#### Document excerpt

--------------------------------

"The real victory is living, if you care so little about the world that we are, why do you want to survive?"
The journey from '70 to '75 was intense, too many records in too short a time, and the fuel was running low. Byron's face shook off all the cobwebs, and moving from fantastic journeys between wizards and elves, rediscovering freedom while crossing the wonderful world, reached the "almost" terminus.
Forgive me, but for me, U.H. were solely and exclusively those with David Byron at the microphone. After him, they were first a pleasant surprise ("Firefly"), an honest group (after "Firefly"), something far from the same Uriah Heep ("Wake Up" ...). I was saying with Byron at the microphone, and here he is, and you can feel it!
Gary Thain is not on bass, but you already know the whole story, the vices, and the vicissitudes of those years. After all, keeping up with the greats with the critics and prejudices against you cannot help but leave a mark... An album between light and dark moments, between rock moments and others (my favorites) among the most reflective and melancholic the group knew how to give us. Without rambling too much, let's look at it this way:
BRIGHT LIGHTS: "Show Down" (nothing special in truth) with good Mick on the slide, "Devil's Daughter" with the Hensley/Box duel (the latter always effective) with a brilliant rhythm used. Thain is no longer here, but I already said that... Anyway, this almost funky bass...did I say funky?
"Shady Lady" r'n'r' "enough already".
Attention mental exercise: how would the Kiss of those years have done it, taking care to reshape it with their style? Guitars in evidence and the Stanley/Simmons trademark, surely it would have become a classic.
"Primadonna" but how? Is there also the Rocky Horror Picture Show? Cute, no doubt about it, and well then, one step to the left....
DARK LIGHTS: Their true nature. I could stay here spinning tales with the epic "Return To Fantasy" and Hensley's synths (an authentic hard prog hero), with "Beautiful Dream" where Byron's voice rises like the dancer on the album cover (yes, I said album, LP, vinyl, you already know how I feel about it). And still "Your Turn To Remember" and "Why Did You Go" leave you with a smile on your lips, a line on your cheeks, and lots of crushed beer cans all around.

--------------------------------

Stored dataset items
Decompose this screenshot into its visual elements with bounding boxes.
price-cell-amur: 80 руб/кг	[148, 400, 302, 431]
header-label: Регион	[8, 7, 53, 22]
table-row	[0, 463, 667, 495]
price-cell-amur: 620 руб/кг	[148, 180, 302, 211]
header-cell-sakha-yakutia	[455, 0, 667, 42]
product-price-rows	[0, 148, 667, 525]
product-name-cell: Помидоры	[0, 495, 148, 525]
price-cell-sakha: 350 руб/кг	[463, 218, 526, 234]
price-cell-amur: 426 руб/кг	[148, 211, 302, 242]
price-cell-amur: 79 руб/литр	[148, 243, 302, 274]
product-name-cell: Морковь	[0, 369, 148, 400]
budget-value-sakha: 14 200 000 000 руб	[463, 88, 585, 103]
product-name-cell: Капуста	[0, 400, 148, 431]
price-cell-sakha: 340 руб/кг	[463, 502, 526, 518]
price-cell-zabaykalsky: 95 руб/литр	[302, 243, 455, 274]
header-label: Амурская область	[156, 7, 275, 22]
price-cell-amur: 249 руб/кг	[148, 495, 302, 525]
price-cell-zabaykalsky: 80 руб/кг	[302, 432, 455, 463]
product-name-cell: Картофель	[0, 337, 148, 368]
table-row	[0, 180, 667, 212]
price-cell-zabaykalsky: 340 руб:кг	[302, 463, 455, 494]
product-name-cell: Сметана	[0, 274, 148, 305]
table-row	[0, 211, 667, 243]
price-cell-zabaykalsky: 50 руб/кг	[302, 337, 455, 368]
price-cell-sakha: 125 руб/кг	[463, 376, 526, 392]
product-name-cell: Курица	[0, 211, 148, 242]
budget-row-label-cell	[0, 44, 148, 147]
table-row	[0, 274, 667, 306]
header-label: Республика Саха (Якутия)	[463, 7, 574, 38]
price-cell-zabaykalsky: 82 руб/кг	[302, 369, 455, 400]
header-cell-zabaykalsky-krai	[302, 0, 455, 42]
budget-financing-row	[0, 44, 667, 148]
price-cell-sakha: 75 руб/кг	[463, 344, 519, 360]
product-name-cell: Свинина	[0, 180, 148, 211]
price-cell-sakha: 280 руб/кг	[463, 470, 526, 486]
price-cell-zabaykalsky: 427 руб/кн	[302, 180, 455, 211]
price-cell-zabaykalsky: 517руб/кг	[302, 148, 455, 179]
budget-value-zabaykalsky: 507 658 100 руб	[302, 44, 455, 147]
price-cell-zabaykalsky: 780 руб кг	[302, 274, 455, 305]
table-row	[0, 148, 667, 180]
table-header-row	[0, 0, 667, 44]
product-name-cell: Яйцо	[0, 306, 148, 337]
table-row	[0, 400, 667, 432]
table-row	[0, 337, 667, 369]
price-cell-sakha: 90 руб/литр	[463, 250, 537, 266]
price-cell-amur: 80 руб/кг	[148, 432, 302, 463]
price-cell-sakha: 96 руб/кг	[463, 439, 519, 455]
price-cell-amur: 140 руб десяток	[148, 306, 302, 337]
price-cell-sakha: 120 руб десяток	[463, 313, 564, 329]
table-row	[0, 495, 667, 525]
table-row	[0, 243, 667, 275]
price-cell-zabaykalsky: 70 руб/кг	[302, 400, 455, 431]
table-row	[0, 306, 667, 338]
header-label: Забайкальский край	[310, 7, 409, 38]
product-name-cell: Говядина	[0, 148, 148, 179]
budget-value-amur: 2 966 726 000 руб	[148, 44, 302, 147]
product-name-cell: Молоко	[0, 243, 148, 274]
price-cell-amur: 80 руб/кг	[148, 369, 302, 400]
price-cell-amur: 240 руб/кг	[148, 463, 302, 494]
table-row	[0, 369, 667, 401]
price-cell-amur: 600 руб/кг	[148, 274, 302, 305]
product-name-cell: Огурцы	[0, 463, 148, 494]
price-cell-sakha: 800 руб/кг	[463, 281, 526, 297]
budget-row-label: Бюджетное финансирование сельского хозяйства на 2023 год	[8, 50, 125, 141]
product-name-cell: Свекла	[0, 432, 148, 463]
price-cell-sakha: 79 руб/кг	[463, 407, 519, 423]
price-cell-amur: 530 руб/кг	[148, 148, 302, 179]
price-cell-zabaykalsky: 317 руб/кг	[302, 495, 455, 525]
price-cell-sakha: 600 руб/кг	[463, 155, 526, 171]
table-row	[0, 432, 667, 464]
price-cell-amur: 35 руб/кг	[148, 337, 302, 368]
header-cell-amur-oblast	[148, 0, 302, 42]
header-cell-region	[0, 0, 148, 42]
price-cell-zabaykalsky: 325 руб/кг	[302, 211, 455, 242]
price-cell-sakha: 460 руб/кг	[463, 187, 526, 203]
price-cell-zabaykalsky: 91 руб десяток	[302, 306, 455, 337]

--------------------------------

Pick up the Uriah Heep album review after its last sentence and continue it. The listing is material separate from the Uriah Heep album review.

#### Result for this task
Wouldn't it be too banal to talk about the strengths of the album no?
THE LAST TRACK
However, there is one thing I must say. Since I started listening to this band album after album, let's say from Salisbury onwards, what made me tremble with impatience was the last track. The closing of a Uriah album was like a small event within the album itself, in short, as if they wanted to give us a gift for having chosen them (those who have these records neatly aligned on their shelf can understand me).
To keep it short, "A Year Or A Day" remains, for me, one of the most beautiful and moving compositions Ken Hensley ever wrote.
Read the lyrics; it speaks of existence, future, choices, of life in the sweetest yet most melancholic way possible. This ability has always been a point in favor of U.H. that no one can contest.
Curiously, a few years ago, it was the background to an RAI documentary. If I recall correctly, it was about insects or something like that, and among other things, it described the evolution of a silkworm before it hatched, giving life to a butterfly (I probably let out a chuckle to myself).
How would David have taken it? I can already see him: jacket covered in sequins, medallions around his neck, hair in the wind, the same smirk as mine that goes: fantasyyyyyy, fantasyyyyyy, fantasyyyyyy ooohhh fantasyyyyyy.......
The (unavoidable) opinion of Commander Bossolazzi:
<<the commander says yes! 4 plump medlars>>.